— Start of MATERIAL PROVIDED —

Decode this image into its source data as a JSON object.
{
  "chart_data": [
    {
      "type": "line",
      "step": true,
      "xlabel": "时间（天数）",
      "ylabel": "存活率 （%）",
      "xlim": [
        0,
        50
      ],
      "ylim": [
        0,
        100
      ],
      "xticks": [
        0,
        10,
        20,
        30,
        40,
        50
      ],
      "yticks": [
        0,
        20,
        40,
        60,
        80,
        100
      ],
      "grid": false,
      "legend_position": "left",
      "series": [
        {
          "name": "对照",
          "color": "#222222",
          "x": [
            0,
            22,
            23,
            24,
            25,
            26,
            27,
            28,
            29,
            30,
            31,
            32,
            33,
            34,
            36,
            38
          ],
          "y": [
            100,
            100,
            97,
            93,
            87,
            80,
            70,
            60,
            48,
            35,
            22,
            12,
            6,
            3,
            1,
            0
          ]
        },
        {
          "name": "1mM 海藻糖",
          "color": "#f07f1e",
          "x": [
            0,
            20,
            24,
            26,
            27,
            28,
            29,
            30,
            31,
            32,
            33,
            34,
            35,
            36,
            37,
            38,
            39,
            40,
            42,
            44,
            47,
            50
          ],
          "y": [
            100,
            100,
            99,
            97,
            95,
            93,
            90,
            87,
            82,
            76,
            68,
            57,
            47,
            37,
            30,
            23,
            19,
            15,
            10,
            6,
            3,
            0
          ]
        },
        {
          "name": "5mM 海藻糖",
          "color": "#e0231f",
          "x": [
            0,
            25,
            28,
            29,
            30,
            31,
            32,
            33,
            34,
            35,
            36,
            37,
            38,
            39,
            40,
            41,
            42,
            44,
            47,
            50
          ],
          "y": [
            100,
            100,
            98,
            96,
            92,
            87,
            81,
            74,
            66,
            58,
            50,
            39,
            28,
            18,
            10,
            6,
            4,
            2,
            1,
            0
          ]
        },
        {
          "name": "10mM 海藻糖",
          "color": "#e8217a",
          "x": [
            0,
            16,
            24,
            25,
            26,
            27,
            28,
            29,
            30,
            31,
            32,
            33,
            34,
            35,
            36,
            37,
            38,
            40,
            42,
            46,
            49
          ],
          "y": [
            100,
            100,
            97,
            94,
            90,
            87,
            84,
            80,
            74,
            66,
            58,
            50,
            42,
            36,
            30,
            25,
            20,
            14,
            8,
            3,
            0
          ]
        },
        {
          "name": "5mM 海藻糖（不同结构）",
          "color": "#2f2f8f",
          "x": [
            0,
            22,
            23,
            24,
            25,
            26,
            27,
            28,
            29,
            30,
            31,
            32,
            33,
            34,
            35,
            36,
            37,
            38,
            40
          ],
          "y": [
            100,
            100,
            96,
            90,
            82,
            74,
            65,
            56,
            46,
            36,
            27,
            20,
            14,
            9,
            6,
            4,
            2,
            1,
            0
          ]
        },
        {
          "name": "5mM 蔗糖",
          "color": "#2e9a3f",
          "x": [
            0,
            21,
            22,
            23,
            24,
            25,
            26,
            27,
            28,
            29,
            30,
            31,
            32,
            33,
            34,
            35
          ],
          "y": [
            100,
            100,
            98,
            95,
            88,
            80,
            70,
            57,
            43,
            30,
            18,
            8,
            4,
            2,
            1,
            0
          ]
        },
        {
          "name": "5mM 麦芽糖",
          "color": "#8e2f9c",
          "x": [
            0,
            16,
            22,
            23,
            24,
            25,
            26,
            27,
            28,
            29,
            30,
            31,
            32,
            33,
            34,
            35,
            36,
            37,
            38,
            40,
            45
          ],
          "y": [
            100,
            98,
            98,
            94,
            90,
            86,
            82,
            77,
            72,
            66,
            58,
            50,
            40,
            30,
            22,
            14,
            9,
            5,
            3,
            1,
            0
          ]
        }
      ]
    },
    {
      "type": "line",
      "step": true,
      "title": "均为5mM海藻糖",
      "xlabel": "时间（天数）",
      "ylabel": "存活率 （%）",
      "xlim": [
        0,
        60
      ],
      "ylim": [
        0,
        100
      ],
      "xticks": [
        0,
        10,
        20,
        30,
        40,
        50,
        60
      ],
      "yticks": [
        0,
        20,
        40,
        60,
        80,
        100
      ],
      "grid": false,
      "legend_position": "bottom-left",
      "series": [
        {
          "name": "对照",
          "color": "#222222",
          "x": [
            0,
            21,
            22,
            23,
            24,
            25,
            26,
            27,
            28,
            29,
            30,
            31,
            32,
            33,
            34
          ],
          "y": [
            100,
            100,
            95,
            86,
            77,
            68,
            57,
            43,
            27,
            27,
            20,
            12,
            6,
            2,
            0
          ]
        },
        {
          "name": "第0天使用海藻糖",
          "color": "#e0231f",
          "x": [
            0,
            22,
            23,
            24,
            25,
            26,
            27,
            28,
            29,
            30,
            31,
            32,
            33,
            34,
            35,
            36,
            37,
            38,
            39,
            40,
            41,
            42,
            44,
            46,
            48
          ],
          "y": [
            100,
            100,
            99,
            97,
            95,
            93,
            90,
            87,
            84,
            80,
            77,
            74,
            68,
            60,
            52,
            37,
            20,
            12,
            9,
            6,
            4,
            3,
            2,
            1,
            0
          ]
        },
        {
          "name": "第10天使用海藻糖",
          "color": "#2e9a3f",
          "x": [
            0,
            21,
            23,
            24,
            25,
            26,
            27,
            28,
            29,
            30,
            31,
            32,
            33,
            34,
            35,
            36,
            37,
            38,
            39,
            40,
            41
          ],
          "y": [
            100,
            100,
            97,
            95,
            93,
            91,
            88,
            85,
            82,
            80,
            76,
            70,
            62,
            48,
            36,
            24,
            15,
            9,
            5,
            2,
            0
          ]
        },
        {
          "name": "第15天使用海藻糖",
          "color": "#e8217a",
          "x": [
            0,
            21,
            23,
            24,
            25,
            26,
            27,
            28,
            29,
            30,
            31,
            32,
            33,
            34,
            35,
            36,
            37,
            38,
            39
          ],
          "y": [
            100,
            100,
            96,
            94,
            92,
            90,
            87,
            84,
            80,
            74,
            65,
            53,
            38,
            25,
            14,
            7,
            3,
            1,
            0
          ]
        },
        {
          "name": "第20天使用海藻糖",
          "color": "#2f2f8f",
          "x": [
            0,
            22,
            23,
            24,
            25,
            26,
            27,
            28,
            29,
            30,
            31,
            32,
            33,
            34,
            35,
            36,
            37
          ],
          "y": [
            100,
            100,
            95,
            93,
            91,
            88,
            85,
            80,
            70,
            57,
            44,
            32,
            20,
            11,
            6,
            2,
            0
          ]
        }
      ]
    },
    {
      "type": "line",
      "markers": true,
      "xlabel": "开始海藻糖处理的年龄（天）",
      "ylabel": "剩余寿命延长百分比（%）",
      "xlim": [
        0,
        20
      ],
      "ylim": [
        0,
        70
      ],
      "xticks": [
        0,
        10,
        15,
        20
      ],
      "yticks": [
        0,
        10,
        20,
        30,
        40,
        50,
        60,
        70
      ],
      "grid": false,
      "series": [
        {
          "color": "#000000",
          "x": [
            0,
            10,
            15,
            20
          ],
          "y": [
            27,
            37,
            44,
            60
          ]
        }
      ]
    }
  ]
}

— End of MATERIAL PROVIDED —

◆ DIRECTIONS ◆
Give every line of the material again, exactly as it reads.

◆ TASK ANSWER ◆
Decode this image into its source data as a JSON object.
{
  "chart_data": [
    {
      "type": "line",
      "step": true,
      "xlabel": "时间（天数）",
      "ylabel": "存活率 （%）",
      "xlim": [
        0,
        50
      ],
      "ylim": [
        0,
        100
      ],
      "xticks": [
        0,
        10,
        20,
        30,
        40,
        50
      ],
      "yticks": [
        0,
        20,
        40,
        60,
        80,
        100
      ],
      "grid": false,
      "legend_position": "left",
      "series": [
        {
          "name": "对照",
          "color": "#222222",
          "x": [
            0,
            22,
            23,
            24,
            25,
            26,
            27,
            28,
            29,
            30,
            31,
            32,
            33,
            34,
            36,
            38
          ],
          "y": [
            100,
            100,
            97,
            93,
            87,
            80,
            70,
            60,
            48,
            35,
            22,
            12,
            6,
            3,
            1,
            0
          ]
        },
        {
          "name": "1mM 海藻糖",
          "color": "#f07f1e",
          "x": [
            0,
            20,
            24,
            26,
            27,
            28,
            29,
            30,
            31,
            32,
            33,
            34,
            35,
            36,
            37,
            38,
            39,
            40,
            42,
            44,
            47,
            50
          ],
          "y": [
            100,
            100,
            99,
            97,
            95,
            93,
            90,
            87,
            82,
            76,
            68,
            57,
            47,
            37,
            30,
            23,
            19,
            15,
            10,
            6,
            3,
            0
          ]
        },
        {
          "name": "5mM 海藻糖",
          "color": "#e0231f",
          "x": [
            0,
            25,
            28,
            29,
            30,
            31,
            32,
            33,
            34,
            35,
            36,
            37,
            38,
            39,
            40,
            41,
            42,
            44,
            47,
            50
          ],
          "y": [
            100,
            100,
            98,
            96,
            92,
            87,
            81,
            74,
            66,
            58,
            50,
            39,
            28,
            18,
            10,
            6,
            4,
            2,
            1,
            0
          ]
        },
        {
          "name": "10mM 海藻糖",
          "color": "#e8217a",
          "x": [
            0,
            16,
            24,
            25,
            26,
            27,
            28,
            29,
            30,
            31,
            32,
            33,
            34,
            35,
            36,
            37,
            38,
            40,
            42,
            46,
            49
          ],
          "y": [
            100,
            100,
            97,
            94,
            90,
            87,
            84,
            80,
            74,
            66,
            58,
            50,
            42,
            36,
            30,
            25,
            20,
            14,
            8,
            3,
            0
          ]
        },
        {
          "name": "5mM 海藻糖（不同结构）",
          "color": "#2f2f8f",
          "x": [
            0,
            22,
            23,
            24,
            25,
            26,
            27,
            28,
            29,
            30,
            31,
            32,
            33,
            34,
            35,
            36,
            37,
            38,
            40
          ],
          "y": [
            100,
            100,
            96,
            90,
            82,
            74,
            65,
            56,
            46,
            36,
            27,
            20,
            14,
            9,
            6,
            4,
            2,
            1,
            0
          ]
        },
        {
          "name": "5mM 蔗糖",
          "color": "#2e9a3f",
          "x": [
            0,
            21,
            22,
            23,
            24,
            25,
            26,
            27,
            28,
            29,
            30,
            31,
            32,
            33,
            34,
            35
          ],
          "y": [
            100,
            100,
            98,
            95,
            88,
            80,
            70,
            57,
            43,
            30,
            18,
            8,
            4,
            2,
            1,
            0
          ]
        },
        {
          "name": "5mM 麦芽糖",
          "color": "#8e2f9c",
          "x": [
            0,
            16,
            22,
            23,
            24,
            25,
            26,
            27,
            28,
            29,
            30,
            31,
            32,
            33,
            34,
            35,
            36,
            37,
            38,
            40,
            45
          ],
          "y": [
            100,
            98,
            98,
            94,
            90,
            86,
            82,
            77,
            72,
            66,
            58,
            50,
            40,
            30,
            22,
            14,
            9,
            5,
            3,
            1,
            0
          ]
        }
      ]
    },
    {
      "type": "line",
      "step": true,
      "title": "均为5mM海藻糖",
      "xlabel": "时间（天数）",
      "ylabel": "存活率 （%）",
      "xlim": [
        0,
        60
      ],
      "ylim": [
        0,
        100
      ],
      "xticks": [
        0,
        10,
        20,
        30,
        40,
        50,
        60
      ],
      "yticks": [
        0,
        20,
        40,
        60,
        80,
        100
      ],
      "grid": false,
      "legend_position": "bottom-left",
      "series": [
        {
          "name": "对照",
          "color": "#222222",
          "x": [
            0,
            21,
            22,
            23,
            24,
            25,
            26,
            27,
            28,
            29,
            30,
            31,
            32,
            33,
            34
          ],
          "y": [
            100,
            100,
            95,
            86,
            77,
            68,
            57,
            43,
            27,
            27,
            20,
            12,
            6,
            2,
            0
          ]
        },
        {
          "name": "第0天使用海藻糖",
          "color": "#e0231f",
          "x": [
            0,
            22,
            23,
            24,
            25,
            26,
            27,
            28,
            29,
            30,
            31,
            32,
            33,
            34,
            35,
            36,
            37,
            38,
            39,
            40,
            41,
            42,
            44,
            46,
            48
          ],
          "y": [
            100,
            100,
            99,
            97,
            95,
            93,
            90,
            87,
            84,
            80,
            77,
            74,
            68,
            60,
            52,
            37,
            20,
            12,
            9,
            6,
            4,
            3,
            2,
            1,
            0
          ]
        },
        {
          "name": "第10天使用海藻糖",
          "color": "#2e9a3f",
          "x": [
            0,
            21,
            23,
            24,
            25,
            26,
            27,
            28,
            29,
            30,
            31,
            32,
            33,
            34,
            35,
            36,
            37,
            38,
            39,
            40,
            41
          ],
          "y": [
            100,
            100,
            97,
            95,
            93,
            91,
            88,
            85,
            82,
            80,
            76,
            70,
            62,
            48,
            36,
            24,
            15,
            9,
            5,
            2,
            0
          ]
        },
        {
          "name": "第15天使用海藻糖",
          "color": "#e8217a",
          "x": [
            0,
            21,
            23,
            24,
            25,
            26,
            27,
            28,
            29,
            30,
            31,
            32,
            33,
            34,
            35,
            36,
            37,
            38,
            39
          ],
          "y": [
            100,
            100,
            96,
            94,
            92,
            90,
            87,
            84,
            80,
            74,
            65,
            53,
            38,
            25,
            14,
            7,
            3,
            1,
            0
          ]
        },
        {
          "name": "第20天使用海藻糖",
          "color": "#2f2f8f",
          "x": [
            0,
            22,
            23,
            24,
            25,
            26,
            27,
            28,
            29,
            30,
            31,
            32,
            33,
            34,
            35,
            36,
            37
          ],
          "y": [
            100,
            100,
            95,
            93,
            91,
            88,
            85,
            80,
            70,
            57,
            44,
            32,
            20,
            11,
            6,
            2,
            0
          ]
        }
      ]
    },
    {
      "type": "line",
      "markers": true,
      "xlabel": "开始海藻糖处理的年龄（天）",
      "ylabel": "剩余寿命延长百分比（%）",
      "xlim": [
        0,
        20
      ],
      "ylim": [
        0,
        70
      ],
      "xticks": [
        0,
        10,
        15,
        20
      ],
      "yticks": [
        0,
        10,
        20,
        30,
        40,
        50,
        60,
        70
      ],
      "grid": false,
      "series": [
        {
          "color": "#000000",
          "x": [
            0,
            10,
            15,
            20
          ],
          "y": [
            27,
            37,
            44,
            60
          ]
        }
      ]
    }
  ]
}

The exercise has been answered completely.